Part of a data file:
· · · ·
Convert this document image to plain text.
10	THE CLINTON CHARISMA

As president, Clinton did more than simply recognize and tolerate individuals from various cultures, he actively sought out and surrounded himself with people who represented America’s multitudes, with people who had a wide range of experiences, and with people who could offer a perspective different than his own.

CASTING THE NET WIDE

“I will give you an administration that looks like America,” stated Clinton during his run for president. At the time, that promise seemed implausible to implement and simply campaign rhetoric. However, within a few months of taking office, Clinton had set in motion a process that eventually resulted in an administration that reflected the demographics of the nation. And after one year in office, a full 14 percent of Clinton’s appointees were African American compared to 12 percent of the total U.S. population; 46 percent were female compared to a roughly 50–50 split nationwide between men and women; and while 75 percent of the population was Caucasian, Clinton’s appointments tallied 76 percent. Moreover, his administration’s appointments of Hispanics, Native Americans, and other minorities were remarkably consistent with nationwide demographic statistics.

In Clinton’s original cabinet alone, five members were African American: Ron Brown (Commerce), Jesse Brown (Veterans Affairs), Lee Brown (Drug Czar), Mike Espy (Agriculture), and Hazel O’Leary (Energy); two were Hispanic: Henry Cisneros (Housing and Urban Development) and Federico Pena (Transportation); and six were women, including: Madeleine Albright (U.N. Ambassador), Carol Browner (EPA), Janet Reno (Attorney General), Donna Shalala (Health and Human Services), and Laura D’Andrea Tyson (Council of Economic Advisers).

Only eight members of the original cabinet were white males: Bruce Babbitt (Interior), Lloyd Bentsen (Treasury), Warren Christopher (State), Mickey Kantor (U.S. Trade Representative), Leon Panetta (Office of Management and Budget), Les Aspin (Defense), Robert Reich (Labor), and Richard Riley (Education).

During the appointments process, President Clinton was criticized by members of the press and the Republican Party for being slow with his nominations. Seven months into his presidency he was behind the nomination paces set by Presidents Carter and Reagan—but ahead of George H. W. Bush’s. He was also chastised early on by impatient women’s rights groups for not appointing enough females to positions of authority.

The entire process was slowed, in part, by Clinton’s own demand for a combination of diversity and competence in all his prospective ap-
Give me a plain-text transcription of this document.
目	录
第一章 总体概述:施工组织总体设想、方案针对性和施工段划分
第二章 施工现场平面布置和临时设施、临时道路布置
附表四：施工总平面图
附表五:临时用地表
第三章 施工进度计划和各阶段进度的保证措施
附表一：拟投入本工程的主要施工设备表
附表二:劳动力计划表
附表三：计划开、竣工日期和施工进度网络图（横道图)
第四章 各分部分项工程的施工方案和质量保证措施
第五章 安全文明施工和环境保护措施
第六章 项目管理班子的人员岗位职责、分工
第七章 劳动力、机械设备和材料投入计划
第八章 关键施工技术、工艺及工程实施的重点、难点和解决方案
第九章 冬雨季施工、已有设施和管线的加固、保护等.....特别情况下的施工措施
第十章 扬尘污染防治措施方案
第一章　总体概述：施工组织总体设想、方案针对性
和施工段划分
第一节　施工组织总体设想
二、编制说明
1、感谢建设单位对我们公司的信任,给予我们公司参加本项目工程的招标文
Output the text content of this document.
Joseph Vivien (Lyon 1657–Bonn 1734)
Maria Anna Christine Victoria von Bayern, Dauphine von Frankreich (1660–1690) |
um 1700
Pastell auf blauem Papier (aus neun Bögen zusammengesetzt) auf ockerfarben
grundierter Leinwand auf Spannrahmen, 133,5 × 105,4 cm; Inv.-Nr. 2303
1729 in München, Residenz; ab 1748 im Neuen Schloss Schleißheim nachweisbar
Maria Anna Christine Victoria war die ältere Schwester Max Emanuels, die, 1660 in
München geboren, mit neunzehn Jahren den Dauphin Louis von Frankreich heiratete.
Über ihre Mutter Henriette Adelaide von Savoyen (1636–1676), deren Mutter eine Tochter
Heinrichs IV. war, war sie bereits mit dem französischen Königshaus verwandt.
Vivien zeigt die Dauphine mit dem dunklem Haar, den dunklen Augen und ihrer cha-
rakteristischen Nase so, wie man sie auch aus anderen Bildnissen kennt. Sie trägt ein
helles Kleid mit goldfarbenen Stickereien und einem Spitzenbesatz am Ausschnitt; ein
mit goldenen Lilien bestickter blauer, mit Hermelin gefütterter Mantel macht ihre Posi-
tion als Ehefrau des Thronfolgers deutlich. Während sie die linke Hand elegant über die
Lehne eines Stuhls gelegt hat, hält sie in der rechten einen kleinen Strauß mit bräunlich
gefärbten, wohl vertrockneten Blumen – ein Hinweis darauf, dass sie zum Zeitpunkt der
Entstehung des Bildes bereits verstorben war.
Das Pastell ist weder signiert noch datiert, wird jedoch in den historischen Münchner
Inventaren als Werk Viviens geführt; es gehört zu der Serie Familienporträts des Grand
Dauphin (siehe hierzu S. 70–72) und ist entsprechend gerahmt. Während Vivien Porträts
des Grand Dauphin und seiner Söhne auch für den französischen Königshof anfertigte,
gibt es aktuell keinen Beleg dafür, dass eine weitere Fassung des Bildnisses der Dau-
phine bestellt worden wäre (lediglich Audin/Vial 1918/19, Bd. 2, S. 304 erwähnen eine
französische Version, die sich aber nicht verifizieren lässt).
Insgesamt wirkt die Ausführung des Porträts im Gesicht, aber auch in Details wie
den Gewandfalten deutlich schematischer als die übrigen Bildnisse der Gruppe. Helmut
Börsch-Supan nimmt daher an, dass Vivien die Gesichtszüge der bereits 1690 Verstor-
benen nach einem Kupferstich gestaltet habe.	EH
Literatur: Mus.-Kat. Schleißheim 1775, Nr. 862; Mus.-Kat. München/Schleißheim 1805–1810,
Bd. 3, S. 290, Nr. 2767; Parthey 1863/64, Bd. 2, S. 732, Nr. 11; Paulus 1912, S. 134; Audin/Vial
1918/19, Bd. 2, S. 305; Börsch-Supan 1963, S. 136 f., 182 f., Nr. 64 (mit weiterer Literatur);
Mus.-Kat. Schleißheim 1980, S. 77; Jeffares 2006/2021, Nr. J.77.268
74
· · · ·
STATED GOAL:
Write out the full set of records exactly as given.

OUTPUT FOR THIS EXERCISE:
Convert this document image to plain text.
10	THE CLINTON CHARISMA

As president, Clinton did more than simply recognize and tolerate individuals from various cultures, he actively sought out and surrounded himself with people who represented America’s multitudes, with people who had a wide range of experiences, and with people who could offer a perspective different than his own.

CASTING THE NET WIDE

“I will give you an administration that looks like America,” stated Clinton during his run for president. At the time, that promise seemed implausible to implement and simply campaign rhetoric. However, within a few months of taking office, Clinton had set in motion a process that eventually resulted in an administration that reflected the demographics of the nation. And after one year in office, a full 14 percent of Clinton’s appointees were African American compared to 12 percent of the total U.S. population; 46 percent were female compared to a roughly 50–50 split nationwide between men and women; and while 75 percent of the population was Caucasian, Clinton’s appointments tallied 76 percent. Moreover, his administration’s appointments of Hispanics, Native Americans, and other minorities were remarkably consistent with nationwide demographic statistics.

In Clinton’s original cabinet alone, five members were African American: Ron Brown (Commerce), Jesse Brown (Veterans Affairs), Lee Brown (Drug Czar), Mike Espy (Agriculture), and Hazel O’Leary (Energy); two were Hispanic: Henry Cisneros (Housing and Urban Development) and Federico Pena (Transportation); and six were women, including: Madeleine Albright (U.N. Ambassador), Carol Browner (EPA), Janet Reno (Attorney General), Donna Shalala (Health and Human Services), and Laura D’Andrea Tyson (Council of Economic Advisers).

Only eight members of the original cabinet were white males: Bruce Babbitt (Interior), Lloyd Bentsen (Treasury), Warren Christopher (State), Mickey Kantor (U.S. Trade Representative), Leon Panetta (Office of Management and Budget), Les Aspin (Defense), Robert Reich (Labor), and Richard Riley (Education).

During the appointments process, President Clinton was criticized by members of the press and the Republican Party for being slow with his nominations. Seven months into his presidency he was behind the nomination paces set by Presidents Carter and Reagan—but ahead of George H. W. Bush’s. He was also chastised early on by impatient women’s rights groups for not appointing enough females to positions of authority.

The entire process was slowed, in part, by Clinton’s own demand for a combination of diversity and competence in all his prospective ap-
Give me a plain-text transcription of this document.
目	录
第一章 总体概述:施工组织总体设想、方案针对性和施工段划分
第二章 施工现场平面布置和临时设施、临时道路布置
附表四：施工总平面图
附表五:临时用地表
第三章 施工进度计划和各阶段进度的保证措施
附表一：拟投入本工程的主要施工设备表
附表二:劳动力计划表
附表三：计划开、竣工日期和施工进度网络图（横道图)
第四章 各分部分项工程的施工方案和质量保证措施
第五章 安全文明施工和环境保护措施
第六章 项目管理班子的人员岗位职责、分工
第七章 劳动力、机械设备和材料投入计划
第八章 关键施工技术、工艺及工程实施的重点、难点和解决方案
第九章 冬雨季施工、已有设施和管线的加固、保护等.....特别情况下的施工措施
第十章 扬尘污染防治措施方案
第一章　总体概述：施工组织总体设想、方案针对性
和施工段划分
第一节　施工组织总体设想
二、编制说明
1、感谢建设单位对我们公司的信任,给予我们公司参加本项目工程的招标文
Output the text content of this document.
Joseph Vivien (Lyon 1657–Bonn 1734)
Maria Anna Christine Victoria von Bayern, Dauphine von Frankreich (1660–1690) |
um 1700
Pastell auf blauem Papier (aus neun Bögen zusammengesetzt) auf ockerfarben
grundierter Leinwand auf Spannrahmen, 133,5 × 105,4 cm; Inv.-Nr. 2303
1729 in München, Residenz; ab 1748 im Neuen Schloss Schleißheim nachweisbar
Maria Anna Christine Victoria war die ältere Schwester Max Emanuels, die, 1660 in
München geboren, mit neunzehn Jahren den Dauphin Louis von Frankreich heiratete.
Über ihre Mutter Henriette Adelaide von Savoyen (1636–1676), deren Mutter eine Tochter
Heinrichs IV. war, war sie bereits mit dem französischen Königshaus verwandt.
Vivien zeigt die Dauphine mit dem dunklem Haar, den dunklen Augen und ihrer cha-
rakteristischen Nase so, wie man sie auch aus anderen Bildnissen kennt. Sie trägt ein
helles Kleid mit goldfarbenen Stickereien und einem Spitzenbesatz am Ausschnitt; ein
mit goldenen Lilien bestickter blauer, mit Hermelin gefütterter Mantel macht ihre Posi-
tion als Ehefrau des Thronfolgers deutlich. Während sie die linke Hand elegant über die
Lehne eines Stuhls gelegt hat, hält sie in der rechten einen kleinen Strauß mit bräunlich
gefärbten, wohl vertrockneten Blumen – ein Hinweis darauf, dass sie zum Zeitpunkt der
Entstehung des Bildes bereits verstorben war.
Das Pastell ist weder signiert noch datiert, wird jedoch in den historischen Münchner
Inventaren als Werk Viviens geführt; es gehört zu der Serie Familienporträts des Grand
Dauphin (siehe hierzu S. 70–72) und ist entsprechend gerahmt. Während Vivien Porträts
des Grand Dauphin und seiner Söhne auch für den französischen Königshof anfertigte,
gibt es aktuell keinen Beleg dafür, dass eine weitere Fassung des Bildnisses der Dau-
phine bestellt worden wäre (lediglich Audin/Vial 1918/19, Bd. 2, S. 304 erwähnen eine
französische Version, die sich aber nicht verifizieren lässt).
Insgesamt wirkt die Ausführung des Porträts im Gesicht, aber auch in Details wie
den Gewandfalten deutlich schematischer als die übrigen Bildnisse der Gruppe. Helmut
Börsch-Supan nimmt daher an, dass Vivien die Gesichtszüge der bereits 1690 Verstor-
benen nach einem Kupferstich gestaltet habe.	EH
Literatur: Mus.-Kat. Schleißheim 1775, Nr. 862; Mus.-Kat. München/Schleißheim 1805–1810,
Bd. 3, S. 290, Nr. 2767; Parthey 1863/64, Bd. 2, S. 732, Nr. 11; Paulus 1912, S. 134; Audin/Vial
1918/19, Bd. 2, S. 305; Börsch-Supan 1963, S. 136 f., 182 f., Nr. 64 (mit weiterer Literatur);
Mus.-Kat. Schleißheim 1980, S. 77; Jeffares 2006/2021, Nr. J.77.268
74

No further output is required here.